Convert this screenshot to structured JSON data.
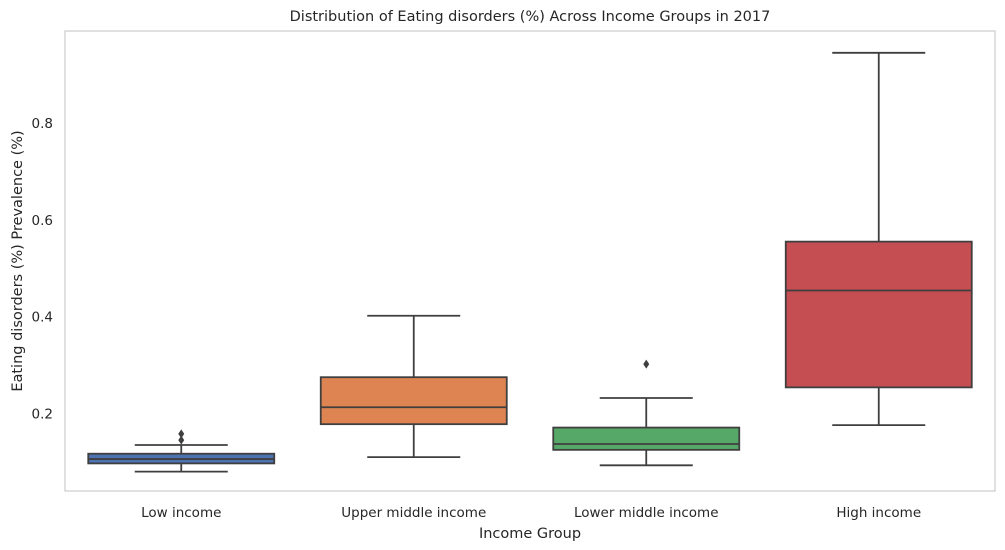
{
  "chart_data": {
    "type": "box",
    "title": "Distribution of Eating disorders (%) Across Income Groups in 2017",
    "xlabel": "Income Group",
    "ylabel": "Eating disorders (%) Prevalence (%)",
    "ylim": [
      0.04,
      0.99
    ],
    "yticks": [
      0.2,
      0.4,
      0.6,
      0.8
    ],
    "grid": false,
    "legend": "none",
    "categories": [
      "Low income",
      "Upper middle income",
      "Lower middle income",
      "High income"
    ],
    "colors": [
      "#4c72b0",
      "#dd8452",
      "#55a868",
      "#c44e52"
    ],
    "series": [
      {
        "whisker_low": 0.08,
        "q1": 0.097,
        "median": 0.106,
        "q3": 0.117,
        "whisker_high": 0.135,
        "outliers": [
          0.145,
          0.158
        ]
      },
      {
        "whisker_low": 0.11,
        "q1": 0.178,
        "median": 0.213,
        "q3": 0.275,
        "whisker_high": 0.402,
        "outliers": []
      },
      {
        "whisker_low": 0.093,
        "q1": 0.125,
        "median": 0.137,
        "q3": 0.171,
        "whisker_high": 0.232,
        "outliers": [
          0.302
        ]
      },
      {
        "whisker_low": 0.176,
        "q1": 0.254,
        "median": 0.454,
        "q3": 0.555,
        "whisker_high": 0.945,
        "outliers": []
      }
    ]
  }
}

==

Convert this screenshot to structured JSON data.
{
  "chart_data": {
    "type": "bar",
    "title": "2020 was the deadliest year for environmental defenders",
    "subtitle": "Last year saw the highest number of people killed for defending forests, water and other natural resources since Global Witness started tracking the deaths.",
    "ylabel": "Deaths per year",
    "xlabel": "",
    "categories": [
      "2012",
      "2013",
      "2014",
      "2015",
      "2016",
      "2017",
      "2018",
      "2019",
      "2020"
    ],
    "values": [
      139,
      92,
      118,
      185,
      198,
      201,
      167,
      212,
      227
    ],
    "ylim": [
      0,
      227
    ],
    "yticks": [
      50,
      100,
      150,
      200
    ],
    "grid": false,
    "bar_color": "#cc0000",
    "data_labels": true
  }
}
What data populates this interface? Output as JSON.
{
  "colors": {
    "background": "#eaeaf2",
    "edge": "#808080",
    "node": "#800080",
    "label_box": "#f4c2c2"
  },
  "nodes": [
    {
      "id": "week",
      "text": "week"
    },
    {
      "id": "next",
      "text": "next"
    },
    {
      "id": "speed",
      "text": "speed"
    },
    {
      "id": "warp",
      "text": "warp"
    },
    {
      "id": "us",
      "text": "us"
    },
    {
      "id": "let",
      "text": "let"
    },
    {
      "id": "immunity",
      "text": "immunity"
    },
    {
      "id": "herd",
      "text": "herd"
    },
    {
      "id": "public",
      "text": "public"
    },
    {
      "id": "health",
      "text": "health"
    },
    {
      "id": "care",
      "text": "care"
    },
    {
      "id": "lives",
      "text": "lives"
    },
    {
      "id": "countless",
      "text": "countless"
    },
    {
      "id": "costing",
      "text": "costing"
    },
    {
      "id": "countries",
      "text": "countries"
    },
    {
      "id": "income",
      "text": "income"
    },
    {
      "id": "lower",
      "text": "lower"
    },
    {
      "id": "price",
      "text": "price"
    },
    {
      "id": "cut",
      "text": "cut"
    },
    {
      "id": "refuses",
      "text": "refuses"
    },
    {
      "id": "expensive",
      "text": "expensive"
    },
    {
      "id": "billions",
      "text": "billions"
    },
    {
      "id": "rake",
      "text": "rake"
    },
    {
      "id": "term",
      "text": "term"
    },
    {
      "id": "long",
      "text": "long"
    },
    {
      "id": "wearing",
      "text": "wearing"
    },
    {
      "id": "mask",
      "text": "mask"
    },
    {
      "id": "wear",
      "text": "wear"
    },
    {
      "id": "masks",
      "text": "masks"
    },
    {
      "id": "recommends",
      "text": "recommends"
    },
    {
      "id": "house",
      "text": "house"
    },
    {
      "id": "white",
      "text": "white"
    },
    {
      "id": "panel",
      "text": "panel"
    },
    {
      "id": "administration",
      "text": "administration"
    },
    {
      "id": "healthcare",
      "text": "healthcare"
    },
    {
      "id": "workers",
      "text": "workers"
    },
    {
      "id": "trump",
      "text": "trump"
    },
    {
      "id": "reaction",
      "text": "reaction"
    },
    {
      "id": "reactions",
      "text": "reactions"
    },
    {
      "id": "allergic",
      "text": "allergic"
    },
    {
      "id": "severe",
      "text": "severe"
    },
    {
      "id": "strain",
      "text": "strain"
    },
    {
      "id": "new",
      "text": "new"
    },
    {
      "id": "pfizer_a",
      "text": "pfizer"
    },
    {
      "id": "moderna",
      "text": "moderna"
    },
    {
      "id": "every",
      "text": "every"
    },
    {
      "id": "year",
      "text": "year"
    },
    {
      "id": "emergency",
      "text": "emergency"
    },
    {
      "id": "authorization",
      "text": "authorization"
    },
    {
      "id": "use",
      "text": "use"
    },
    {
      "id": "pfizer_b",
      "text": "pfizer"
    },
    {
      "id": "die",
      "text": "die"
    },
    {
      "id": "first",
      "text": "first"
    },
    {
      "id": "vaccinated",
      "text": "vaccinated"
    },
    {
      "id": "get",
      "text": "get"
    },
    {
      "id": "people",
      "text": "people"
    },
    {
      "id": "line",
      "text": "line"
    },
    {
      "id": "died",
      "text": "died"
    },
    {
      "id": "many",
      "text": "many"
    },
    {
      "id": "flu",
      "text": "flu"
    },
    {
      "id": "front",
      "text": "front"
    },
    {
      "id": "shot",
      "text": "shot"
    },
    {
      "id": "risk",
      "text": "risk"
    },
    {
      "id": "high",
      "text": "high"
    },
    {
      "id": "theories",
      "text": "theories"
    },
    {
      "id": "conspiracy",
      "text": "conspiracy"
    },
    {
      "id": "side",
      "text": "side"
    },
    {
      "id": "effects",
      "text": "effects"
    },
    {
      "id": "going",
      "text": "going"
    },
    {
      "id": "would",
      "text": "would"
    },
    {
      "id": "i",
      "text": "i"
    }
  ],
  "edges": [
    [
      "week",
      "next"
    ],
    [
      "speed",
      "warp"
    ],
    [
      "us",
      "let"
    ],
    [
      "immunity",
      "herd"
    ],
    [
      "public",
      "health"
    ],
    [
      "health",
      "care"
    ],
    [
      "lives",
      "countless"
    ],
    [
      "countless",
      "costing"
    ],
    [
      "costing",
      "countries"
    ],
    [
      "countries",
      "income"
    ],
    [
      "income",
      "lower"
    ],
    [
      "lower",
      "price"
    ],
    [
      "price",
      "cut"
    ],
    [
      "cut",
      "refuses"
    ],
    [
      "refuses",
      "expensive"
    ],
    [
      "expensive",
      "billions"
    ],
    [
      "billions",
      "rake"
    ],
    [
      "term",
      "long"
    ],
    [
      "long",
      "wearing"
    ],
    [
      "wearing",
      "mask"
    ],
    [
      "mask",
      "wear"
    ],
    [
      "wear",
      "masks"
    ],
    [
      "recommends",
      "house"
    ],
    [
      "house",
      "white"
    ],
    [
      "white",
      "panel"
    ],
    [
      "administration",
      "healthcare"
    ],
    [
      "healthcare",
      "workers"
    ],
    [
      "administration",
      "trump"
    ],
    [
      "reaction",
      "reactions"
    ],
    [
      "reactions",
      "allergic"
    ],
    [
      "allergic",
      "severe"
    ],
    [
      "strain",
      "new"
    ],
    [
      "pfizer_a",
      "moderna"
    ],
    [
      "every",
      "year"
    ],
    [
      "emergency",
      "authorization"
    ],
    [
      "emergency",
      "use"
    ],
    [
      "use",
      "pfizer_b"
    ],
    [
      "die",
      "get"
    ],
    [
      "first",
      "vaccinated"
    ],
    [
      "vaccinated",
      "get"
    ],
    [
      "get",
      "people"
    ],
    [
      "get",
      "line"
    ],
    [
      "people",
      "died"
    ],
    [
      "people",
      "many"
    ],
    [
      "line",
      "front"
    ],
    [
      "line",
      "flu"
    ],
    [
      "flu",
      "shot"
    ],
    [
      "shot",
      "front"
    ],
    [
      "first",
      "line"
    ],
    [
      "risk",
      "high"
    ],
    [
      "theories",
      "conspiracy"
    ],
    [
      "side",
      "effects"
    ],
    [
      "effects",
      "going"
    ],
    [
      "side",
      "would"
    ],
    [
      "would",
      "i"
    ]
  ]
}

...

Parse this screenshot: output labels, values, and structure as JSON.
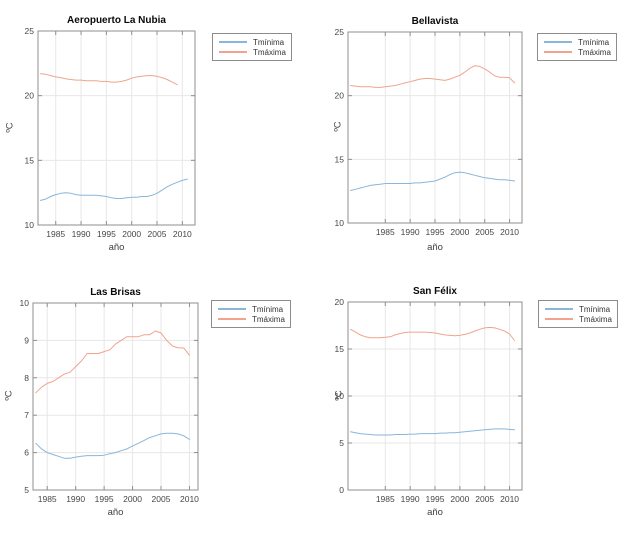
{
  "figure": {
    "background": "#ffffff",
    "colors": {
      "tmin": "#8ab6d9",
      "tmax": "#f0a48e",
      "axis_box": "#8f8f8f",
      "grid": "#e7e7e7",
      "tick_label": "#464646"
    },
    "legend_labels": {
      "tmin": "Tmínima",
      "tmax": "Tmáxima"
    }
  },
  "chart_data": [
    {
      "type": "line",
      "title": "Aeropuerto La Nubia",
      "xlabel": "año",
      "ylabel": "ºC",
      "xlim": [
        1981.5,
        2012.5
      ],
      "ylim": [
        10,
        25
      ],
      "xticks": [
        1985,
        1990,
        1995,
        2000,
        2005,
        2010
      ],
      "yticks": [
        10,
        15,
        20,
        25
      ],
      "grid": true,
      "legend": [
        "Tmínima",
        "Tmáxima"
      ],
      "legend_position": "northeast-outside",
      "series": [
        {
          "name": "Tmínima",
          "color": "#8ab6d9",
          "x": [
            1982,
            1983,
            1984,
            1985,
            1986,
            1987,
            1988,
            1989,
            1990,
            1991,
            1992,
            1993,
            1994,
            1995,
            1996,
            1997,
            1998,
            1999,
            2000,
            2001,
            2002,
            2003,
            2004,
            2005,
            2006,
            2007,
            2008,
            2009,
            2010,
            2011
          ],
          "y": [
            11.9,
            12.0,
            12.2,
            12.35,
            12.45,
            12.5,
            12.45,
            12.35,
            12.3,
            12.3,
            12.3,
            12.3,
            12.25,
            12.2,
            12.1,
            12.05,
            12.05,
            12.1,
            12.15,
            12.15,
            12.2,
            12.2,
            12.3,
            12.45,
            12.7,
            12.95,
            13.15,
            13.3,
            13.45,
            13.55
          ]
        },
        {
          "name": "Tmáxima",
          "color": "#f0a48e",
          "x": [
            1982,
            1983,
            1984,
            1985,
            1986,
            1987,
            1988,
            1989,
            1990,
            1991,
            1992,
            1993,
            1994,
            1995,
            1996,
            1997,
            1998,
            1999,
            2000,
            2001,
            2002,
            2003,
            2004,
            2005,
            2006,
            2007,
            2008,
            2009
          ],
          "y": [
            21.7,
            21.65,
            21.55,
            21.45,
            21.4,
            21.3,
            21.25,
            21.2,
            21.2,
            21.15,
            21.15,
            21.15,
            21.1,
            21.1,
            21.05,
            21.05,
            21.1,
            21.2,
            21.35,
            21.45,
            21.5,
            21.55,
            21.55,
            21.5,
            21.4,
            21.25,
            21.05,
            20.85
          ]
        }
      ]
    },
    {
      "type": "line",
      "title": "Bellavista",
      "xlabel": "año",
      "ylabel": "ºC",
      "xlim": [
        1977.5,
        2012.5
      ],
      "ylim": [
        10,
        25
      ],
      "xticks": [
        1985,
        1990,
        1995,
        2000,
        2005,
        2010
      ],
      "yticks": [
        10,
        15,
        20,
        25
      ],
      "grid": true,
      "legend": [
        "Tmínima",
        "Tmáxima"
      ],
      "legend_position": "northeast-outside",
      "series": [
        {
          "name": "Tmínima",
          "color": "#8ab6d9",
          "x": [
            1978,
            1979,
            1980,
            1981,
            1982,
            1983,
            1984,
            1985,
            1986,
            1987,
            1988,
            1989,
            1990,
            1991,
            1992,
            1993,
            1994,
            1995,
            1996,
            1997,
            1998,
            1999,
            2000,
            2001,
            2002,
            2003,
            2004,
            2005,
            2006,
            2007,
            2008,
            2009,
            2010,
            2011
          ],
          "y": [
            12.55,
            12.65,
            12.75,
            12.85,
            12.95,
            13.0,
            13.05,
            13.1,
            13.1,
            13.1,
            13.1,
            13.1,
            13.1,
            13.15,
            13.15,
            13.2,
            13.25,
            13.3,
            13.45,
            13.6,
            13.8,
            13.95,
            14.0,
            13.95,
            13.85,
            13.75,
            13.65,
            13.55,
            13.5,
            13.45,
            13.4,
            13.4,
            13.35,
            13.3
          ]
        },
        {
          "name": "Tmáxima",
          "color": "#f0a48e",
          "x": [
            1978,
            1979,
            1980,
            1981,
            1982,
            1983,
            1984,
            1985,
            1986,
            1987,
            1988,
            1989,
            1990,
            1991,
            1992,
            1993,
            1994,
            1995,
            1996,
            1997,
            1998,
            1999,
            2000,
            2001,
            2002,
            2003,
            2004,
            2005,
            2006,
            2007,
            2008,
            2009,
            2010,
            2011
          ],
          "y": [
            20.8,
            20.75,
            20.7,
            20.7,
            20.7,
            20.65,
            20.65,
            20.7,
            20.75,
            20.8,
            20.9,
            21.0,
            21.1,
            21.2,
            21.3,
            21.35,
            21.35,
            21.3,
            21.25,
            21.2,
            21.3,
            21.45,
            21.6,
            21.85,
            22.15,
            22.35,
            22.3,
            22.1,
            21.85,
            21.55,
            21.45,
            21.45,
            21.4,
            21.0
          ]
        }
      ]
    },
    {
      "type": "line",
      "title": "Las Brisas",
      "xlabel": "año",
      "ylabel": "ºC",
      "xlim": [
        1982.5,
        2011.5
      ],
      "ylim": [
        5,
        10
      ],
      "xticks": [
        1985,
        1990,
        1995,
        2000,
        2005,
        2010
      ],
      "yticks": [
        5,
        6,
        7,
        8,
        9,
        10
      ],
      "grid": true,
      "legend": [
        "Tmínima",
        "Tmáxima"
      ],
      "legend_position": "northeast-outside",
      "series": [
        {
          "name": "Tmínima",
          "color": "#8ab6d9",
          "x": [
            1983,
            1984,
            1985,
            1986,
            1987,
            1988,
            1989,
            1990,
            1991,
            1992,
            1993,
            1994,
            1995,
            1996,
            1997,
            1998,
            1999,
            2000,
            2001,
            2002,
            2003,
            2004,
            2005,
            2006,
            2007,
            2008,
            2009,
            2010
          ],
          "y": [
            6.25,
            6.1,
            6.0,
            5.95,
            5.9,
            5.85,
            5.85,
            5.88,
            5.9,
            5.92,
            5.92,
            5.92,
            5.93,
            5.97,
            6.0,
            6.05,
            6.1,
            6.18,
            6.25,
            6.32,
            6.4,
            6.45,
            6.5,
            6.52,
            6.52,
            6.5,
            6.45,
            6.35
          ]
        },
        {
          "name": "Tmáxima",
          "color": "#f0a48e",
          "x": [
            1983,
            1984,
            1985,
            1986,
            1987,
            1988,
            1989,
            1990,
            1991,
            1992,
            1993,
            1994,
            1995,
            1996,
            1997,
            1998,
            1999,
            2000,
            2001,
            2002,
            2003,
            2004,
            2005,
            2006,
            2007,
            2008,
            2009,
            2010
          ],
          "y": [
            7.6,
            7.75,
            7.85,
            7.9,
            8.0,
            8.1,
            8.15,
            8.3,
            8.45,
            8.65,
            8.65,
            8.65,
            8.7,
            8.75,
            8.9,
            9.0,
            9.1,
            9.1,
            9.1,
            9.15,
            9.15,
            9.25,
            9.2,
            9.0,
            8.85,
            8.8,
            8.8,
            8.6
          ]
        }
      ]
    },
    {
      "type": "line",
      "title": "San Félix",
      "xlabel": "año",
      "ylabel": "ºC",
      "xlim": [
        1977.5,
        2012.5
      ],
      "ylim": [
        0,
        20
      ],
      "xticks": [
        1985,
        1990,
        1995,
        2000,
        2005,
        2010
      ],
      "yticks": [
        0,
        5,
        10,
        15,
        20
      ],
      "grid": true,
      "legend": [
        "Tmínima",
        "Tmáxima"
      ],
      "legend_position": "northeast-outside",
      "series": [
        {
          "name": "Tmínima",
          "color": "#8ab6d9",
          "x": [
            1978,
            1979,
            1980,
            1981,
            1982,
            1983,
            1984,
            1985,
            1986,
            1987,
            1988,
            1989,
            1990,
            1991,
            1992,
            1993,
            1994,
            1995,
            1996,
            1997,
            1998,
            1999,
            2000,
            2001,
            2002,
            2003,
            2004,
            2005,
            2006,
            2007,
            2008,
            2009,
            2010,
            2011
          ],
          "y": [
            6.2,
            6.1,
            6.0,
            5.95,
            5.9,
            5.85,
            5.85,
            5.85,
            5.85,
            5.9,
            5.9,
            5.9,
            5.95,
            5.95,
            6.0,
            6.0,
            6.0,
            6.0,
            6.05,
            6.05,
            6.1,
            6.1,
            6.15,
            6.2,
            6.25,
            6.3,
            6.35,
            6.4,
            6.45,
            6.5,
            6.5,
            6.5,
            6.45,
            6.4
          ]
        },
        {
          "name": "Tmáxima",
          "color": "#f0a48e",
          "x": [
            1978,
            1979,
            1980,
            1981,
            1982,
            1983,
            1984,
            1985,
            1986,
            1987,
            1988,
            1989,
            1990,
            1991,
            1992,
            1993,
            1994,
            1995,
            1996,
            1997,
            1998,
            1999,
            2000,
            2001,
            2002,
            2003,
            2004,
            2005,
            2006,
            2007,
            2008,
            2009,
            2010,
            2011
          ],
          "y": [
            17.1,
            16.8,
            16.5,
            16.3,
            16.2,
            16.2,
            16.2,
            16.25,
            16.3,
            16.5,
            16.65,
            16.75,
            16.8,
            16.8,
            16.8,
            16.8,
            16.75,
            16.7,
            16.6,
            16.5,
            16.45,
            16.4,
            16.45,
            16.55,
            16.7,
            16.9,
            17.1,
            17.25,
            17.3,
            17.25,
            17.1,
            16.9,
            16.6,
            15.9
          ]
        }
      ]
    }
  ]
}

__Task brief__
Copy each line of the listing that contains the string "Eating".

__Correct response__
    "title": "Distribution of Eating disorders (%) Across Income Groups in 2017",
    "ylabel": "Eating disorders (%) Prevalence (%)",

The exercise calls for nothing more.